Copy every line of the entries that includes the word "upper".

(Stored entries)
------------

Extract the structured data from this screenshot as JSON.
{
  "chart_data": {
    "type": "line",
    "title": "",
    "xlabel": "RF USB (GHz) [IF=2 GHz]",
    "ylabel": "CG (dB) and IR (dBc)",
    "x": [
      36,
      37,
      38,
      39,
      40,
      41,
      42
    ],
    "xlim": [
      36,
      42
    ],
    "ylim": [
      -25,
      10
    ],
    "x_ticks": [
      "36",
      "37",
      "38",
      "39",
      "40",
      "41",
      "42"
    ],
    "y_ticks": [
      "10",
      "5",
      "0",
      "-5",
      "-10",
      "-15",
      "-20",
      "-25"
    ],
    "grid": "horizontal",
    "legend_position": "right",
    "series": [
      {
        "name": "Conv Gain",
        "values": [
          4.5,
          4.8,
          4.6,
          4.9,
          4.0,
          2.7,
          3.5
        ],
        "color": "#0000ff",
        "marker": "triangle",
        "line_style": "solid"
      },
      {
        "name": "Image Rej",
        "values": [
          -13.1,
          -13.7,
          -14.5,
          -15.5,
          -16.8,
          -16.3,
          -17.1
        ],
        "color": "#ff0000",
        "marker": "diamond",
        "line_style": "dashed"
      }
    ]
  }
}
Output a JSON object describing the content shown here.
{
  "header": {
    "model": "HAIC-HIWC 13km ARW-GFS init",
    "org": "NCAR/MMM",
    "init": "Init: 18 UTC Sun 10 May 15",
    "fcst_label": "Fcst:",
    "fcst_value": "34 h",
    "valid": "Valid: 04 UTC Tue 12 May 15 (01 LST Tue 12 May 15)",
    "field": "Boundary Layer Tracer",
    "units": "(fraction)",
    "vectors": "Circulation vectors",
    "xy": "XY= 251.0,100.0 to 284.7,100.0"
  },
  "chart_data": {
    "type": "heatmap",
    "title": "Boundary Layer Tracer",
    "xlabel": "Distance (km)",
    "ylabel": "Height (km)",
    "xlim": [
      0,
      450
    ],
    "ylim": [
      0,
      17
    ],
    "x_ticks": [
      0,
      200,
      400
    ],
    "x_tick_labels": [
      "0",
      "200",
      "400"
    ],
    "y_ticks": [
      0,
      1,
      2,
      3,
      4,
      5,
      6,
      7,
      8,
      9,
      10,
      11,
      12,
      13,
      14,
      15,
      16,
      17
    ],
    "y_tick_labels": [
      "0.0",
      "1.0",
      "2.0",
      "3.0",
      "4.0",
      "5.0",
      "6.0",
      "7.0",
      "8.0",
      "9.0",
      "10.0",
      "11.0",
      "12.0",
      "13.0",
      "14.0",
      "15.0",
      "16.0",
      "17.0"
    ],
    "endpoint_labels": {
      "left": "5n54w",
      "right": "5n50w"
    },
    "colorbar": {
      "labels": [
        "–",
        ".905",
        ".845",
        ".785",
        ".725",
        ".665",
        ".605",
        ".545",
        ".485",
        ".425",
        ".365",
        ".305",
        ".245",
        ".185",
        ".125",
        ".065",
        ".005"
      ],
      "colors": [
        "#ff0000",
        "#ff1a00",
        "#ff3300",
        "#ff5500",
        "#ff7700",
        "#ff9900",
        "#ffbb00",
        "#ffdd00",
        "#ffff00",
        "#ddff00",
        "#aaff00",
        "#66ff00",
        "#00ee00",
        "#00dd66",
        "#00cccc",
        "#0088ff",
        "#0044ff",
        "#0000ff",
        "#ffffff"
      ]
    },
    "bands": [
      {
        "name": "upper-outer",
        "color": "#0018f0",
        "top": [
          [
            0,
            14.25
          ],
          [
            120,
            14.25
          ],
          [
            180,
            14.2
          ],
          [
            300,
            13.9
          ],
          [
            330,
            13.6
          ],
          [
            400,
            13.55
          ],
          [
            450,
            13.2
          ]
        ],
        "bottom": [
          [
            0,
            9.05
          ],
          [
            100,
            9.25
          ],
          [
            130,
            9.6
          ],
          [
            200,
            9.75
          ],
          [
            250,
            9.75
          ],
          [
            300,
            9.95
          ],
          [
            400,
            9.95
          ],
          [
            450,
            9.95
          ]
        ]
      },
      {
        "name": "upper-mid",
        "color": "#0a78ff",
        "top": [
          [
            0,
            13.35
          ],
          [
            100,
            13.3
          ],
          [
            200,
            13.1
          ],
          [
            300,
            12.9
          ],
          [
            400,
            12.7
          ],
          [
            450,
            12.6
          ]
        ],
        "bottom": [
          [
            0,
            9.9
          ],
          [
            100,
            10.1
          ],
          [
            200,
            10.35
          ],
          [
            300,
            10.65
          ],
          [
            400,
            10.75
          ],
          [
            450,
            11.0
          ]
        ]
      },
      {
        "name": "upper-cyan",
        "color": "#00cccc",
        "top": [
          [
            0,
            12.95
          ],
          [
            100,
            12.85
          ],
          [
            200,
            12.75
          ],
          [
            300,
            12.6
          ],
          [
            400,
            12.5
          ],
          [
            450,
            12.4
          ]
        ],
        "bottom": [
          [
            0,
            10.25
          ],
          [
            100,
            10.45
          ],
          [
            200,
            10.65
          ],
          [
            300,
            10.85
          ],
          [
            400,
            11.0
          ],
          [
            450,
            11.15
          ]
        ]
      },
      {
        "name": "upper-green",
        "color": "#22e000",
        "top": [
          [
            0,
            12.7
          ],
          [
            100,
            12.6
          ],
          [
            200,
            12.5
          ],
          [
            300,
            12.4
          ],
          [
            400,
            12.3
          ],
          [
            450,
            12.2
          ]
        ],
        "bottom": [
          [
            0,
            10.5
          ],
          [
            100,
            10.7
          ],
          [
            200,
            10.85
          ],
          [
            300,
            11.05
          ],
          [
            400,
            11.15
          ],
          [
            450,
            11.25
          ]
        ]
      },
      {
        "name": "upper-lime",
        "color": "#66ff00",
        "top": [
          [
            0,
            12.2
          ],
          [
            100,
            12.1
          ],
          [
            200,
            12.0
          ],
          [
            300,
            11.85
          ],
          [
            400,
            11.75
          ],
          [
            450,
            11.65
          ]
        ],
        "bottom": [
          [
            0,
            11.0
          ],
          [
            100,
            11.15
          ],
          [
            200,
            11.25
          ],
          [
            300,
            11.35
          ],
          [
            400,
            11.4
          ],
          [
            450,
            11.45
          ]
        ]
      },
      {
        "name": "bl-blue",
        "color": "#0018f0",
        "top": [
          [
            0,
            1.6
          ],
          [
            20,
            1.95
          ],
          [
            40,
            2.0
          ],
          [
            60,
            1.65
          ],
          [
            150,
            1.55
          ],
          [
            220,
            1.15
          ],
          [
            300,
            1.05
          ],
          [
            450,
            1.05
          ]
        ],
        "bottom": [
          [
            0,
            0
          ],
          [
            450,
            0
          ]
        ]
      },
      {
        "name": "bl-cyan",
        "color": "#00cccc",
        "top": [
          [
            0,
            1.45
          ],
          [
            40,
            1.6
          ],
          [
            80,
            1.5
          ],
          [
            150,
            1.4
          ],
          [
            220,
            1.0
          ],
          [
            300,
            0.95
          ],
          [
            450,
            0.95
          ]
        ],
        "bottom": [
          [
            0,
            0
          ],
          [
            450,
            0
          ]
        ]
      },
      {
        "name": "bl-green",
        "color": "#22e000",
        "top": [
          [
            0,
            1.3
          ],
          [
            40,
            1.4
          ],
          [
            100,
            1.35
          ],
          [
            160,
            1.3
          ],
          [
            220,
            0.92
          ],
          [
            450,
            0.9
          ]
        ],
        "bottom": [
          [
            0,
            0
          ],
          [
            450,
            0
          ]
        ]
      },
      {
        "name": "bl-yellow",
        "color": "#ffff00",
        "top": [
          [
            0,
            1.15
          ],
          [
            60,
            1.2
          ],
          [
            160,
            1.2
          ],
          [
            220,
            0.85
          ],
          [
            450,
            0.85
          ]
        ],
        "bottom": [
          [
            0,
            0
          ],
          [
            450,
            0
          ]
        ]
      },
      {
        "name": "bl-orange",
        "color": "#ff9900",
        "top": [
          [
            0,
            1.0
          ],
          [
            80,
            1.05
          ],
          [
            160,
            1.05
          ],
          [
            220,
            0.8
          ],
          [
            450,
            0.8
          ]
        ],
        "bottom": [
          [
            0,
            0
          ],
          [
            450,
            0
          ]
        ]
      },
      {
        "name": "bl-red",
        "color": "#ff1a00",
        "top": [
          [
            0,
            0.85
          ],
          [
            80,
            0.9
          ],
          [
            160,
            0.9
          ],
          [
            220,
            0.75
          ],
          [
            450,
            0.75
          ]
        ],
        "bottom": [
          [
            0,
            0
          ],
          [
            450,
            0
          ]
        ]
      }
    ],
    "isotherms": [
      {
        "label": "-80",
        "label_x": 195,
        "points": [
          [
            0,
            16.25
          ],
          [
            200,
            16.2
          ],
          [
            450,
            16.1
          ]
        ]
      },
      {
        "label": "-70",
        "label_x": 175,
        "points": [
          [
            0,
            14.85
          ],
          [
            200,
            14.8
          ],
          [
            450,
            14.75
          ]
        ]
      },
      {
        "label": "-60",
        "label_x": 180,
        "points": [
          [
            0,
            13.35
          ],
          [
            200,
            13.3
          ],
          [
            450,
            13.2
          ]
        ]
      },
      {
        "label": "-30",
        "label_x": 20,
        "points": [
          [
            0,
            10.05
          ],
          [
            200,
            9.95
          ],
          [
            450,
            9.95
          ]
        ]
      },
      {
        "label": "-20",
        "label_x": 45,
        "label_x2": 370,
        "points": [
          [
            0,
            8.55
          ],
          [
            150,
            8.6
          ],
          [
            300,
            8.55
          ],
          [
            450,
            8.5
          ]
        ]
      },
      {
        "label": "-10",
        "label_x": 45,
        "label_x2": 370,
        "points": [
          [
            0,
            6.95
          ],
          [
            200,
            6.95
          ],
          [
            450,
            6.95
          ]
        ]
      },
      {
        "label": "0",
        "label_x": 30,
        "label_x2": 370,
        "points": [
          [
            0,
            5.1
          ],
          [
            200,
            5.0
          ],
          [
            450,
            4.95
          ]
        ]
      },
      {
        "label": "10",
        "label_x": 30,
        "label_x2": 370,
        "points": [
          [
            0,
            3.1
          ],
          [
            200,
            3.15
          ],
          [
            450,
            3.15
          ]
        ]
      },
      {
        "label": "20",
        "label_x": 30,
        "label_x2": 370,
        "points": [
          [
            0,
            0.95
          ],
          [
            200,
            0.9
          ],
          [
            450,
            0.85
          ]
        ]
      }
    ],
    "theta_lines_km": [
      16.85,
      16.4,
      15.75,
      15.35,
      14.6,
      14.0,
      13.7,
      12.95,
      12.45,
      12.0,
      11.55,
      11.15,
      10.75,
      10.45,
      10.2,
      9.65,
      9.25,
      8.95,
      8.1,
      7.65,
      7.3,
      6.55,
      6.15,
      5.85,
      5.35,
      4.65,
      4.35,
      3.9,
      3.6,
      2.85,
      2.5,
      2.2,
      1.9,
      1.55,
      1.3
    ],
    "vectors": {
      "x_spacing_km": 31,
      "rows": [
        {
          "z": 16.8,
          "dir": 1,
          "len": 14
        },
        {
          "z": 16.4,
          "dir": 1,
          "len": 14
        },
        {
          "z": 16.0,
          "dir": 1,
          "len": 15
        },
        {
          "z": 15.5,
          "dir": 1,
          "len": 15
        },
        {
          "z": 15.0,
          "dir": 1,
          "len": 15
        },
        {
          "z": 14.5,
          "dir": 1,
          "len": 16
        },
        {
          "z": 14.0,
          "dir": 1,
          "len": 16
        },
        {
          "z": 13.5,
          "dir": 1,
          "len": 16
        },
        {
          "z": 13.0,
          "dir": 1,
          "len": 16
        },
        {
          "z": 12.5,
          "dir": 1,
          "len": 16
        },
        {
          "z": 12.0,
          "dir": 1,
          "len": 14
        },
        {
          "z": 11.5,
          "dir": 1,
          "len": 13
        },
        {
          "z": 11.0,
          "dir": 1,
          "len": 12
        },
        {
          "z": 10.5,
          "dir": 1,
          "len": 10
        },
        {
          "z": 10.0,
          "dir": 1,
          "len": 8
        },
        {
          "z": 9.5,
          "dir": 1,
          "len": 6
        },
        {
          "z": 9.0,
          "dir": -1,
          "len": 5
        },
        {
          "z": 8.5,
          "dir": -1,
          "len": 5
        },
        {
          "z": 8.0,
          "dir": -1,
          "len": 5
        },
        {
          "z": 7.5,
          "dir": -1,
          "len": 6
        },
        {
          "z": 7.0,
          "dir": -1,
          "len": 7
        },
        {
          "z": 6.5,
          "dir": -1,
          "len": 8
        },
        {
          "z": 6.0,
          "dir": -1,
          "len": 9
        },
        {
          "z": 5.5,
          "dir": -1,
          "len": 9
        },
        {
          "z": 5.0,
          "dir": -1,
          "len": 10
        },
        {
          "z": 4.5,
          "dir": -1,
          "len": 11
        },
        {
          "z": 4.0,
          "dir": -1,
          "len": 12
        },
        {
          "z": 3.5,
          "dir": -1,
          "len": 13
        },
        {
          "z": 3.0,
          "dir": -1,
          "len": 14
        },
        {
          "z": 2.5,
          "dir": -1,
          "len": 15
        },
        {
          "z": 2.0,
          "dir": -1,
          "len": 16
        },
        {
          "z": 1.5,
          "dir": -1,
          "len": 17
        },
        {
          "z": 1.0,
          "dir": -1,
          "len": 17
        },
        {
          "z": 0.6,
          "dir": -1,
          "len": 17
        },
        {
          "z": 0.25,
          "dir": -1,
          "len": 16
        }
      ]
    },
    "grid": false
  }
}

------------

▶ [Task response]:
        "name": "upper-outer",
        "name": "upper-mid",
        "name": "upper-cyan",
        "name": "upper-green",
        "name": "upper-lime",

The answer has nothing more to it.